Stored records:
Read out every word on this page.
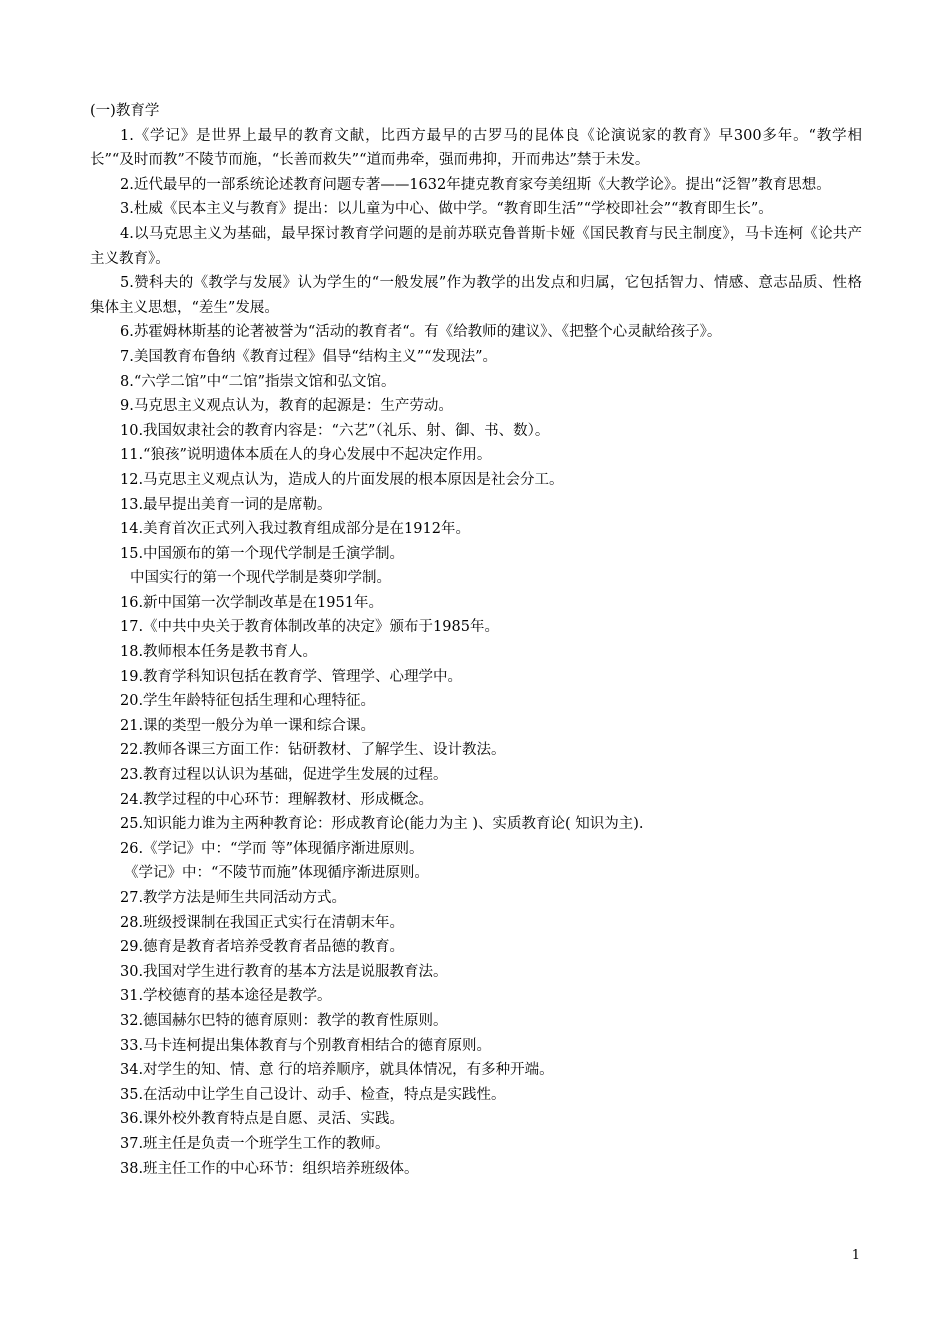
(一)教育学

1.《学记》是世界上最早的教育文献，比西方最早的古罗马的昆体良《论演说家的教育》早300多年。“教学相长”“及时而教”不陵节而施，“长善而救失”“道而弗牵，强而弗抑，开而弗达”禁于未发。

2.近代最早的一部系统论述教育问题专著——1632年捷克教育家夸美纽斯《大教学论》。提出“泛智”教育思想。

3.杜威《民本主义与教育》提出：以儿童为中心、做中学。“教育即生活”“学校即社会”“教育即生长”。

4.以马克思主义为基础，最早探讨教育学问题的是前苏联克鲁普斯卡娅《国民教育与民主制度》，马卡连柯《论共产主义教育》。

5.赞科夫的《教学与发展》认为学生的“一般发展”作为教学的出发点和归属，它包括智力、情感、意志品质、性格 集体主义思想，“差生”发展。

6.苏霍姆林斯基的论著被誉为“活动的教育者“。有《给教师的建议》、《把整个心灵献给孩子》。

7.美国教育布鲁纳《教育过程》倡导“结构主义”“发现法”。

8.“六学二馆”中“二馆”指崇文馆和弘文馆。

9.马克思主义观点认为，教育的起源是：生产劳动。

10.我国奴隶社会的教育内容是：“六艺”（礼乐、射、御、书、数）。

11.“狼孩”说明遗体本质在人的身心发展中不起决定作用。

12.马克思主义观点认为，造成人的片面发展的根本原因是社会分工。

13.最早提出美育一词的是席勒。

14.美育首次正式列入我过教育组成部分是在1912年。

15.中国颁布的第一个现代学制是壬演学制。

中国实行的第一个现代学制是葵卯学制。

16.新中国第一次学制改革是在1951年。

17.《中共中央关于教育体制改革的决定》颁布于1985年。

18.教师根本任务是教书育人。

19.教育学科知识包括在教育学、管理学、心理学中。

20.学生年龄特征包括生理和心理特征。

21.课的类型一般分为单一课和综合课。

22.教师各课三方面工作：钻研教材、了解学生、设计教法。

23.教育过程以认识为基础，促进学生发展的过程。

24.教学过程的中心环节：理解教材、形成概念。

25.知识能力谁为主两种教育论：形成教育论(能力为主 )、实质教育论( 知识为主).

26.《学记》中：“学而 等”体现循序渐进原则。

《学记》中：“不陵节而施”体现循序渐进原则。

27.教学方法是师生共同活动方式。

28.班级授课制在我国正式实行在清朝末年。

29.德育是教育者培养受教育者品德的教育。

30.我国对学生进行教育的基本方法是说服教育法。

31.学校德育的基本途径是教学。

32.德国赫尔巴特的德育原则：教学的教育性原则。

33.马卡连柯提出集体教育与个别教育相结合的德育原则。

34.对学生的知、情、意 行的培养顺序，就具体情况，有多种开端。

35.在活动中让学生自己设计、动手、检查，特点是实践性。

36.课外校外教育特点是自愿、灵活、实践。

37.班主任是负责一个班学生工作的教师。

38.班主任工作的中心环节：组织培养班级体。

1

Requirements:
Leave out the pictures and restate everything else word for word.

Task result:
Read out every word on this page.
(一)教育学

1.《学记》是世界上最早的教育文献，比西方最早的古罗马的昆体良《论演说家的教育》早300多年。“教学相长”“及时而教”不陵节而施，“长善而救失”“道而弗牵，强而弗抑，开而弗达”禁于未发。

2.近代最早的一部系统论述教育问题专著——1632年捷克教育家夸美纽斯《大教学论》。提出“泛智”教育思想。

3.杜威《民本主义与教育》提出：以儿童为中心、做中学。“教育即生活”“学校即社会”“教育即生长”。

4.以马克思主义为基础，最早探讨教育学问题的是前苏联克鲁普斯卡娅《国民教育与民主制度》，马卡连柯《论共产主义教育》。

5.赞科夫的《教学与发展》认为学生的“一般发展”作为教学的出发点和归属，它包括智力、情感、意志品质、性格 集体主义思想，“差生”发展。

6.苏霍姆林斯基的论著被誉为“活动的教育者“。有《给教师的建议》、《把整个心灵献给孩子》。

7.美国教育布鲁纳《教育过程》倡导“结构主义”“发现法”。

8.“六学二馆”中“二馆”指崇文馆和弘文馆。

9.马克思主义观点认为，教育的起源是：生产劳动。

10.我国奴隶社会的教育内容是：“六艺”（礼乐、射、御、书、数）。

11.“狼孩”说明遗体本质在人的身心发展中不起决定作用。

12.马克思主义观点认为，造成人的片面发展的根本原因是社会分工。

13.最早提出美育一词的是席勒。

14.美育首次正式列入我过教育组成部分是在1912年。

15.中国颁布的第一个现代学制是壬演学制。

中国实行的第一个现代学制是葵卯学制。

16.新中国第一次学制改革是在1951年。

17.《中共中央关于教育体制改革的决定》颁布于1985年。

18.教师根本任务是教书育人。

19.教育学科知识包括在教育学、管理学、心理学中。

20.学生年龄特征包括生理和心理特征。

21.课的类型一般分为单一课和综合课。

22.教师各课三方面工作：钻研教材、了解学生、设计教法。

23.教育过程以认识为基础，促进学生发展的过程。

24.教学过程的中心环节：理解教材、形成概念。

25.知识能力谁为主两种教育论：形成教育论(能力为主 )、实质教育论( 知识为主).

26.《学记》中：“学而 等”体现循序渐进原则。

《学记》中：“不陵节而施”体现循序渐进原则。

27.教学方法是师生共同活动方式。

28.班级授课制在我国正式实行在清朝末年。

29.德育是教育者培养受教育者品德的教育。

30.我国对学生进行教育的基本方法是说服教育法。

31.学校德育的基本途径是教学。

32.德国赫尔巴特的德育原则：教学的教育性原则。

33.马卡连柯提出集体教育与个别教育相结合的德育原则。

34.对学生的知、情、意 行的培养顺序，就具体情况，有多种开端。

35.在活动中让学生自己设计、动手、检查，特点是实践性。

36.课外校外教育特点是自愿、灵活、实践。

37.班主任是负责一个班学生工作的教师。

38.班主任工作的中心环节：组织培养班级体。

1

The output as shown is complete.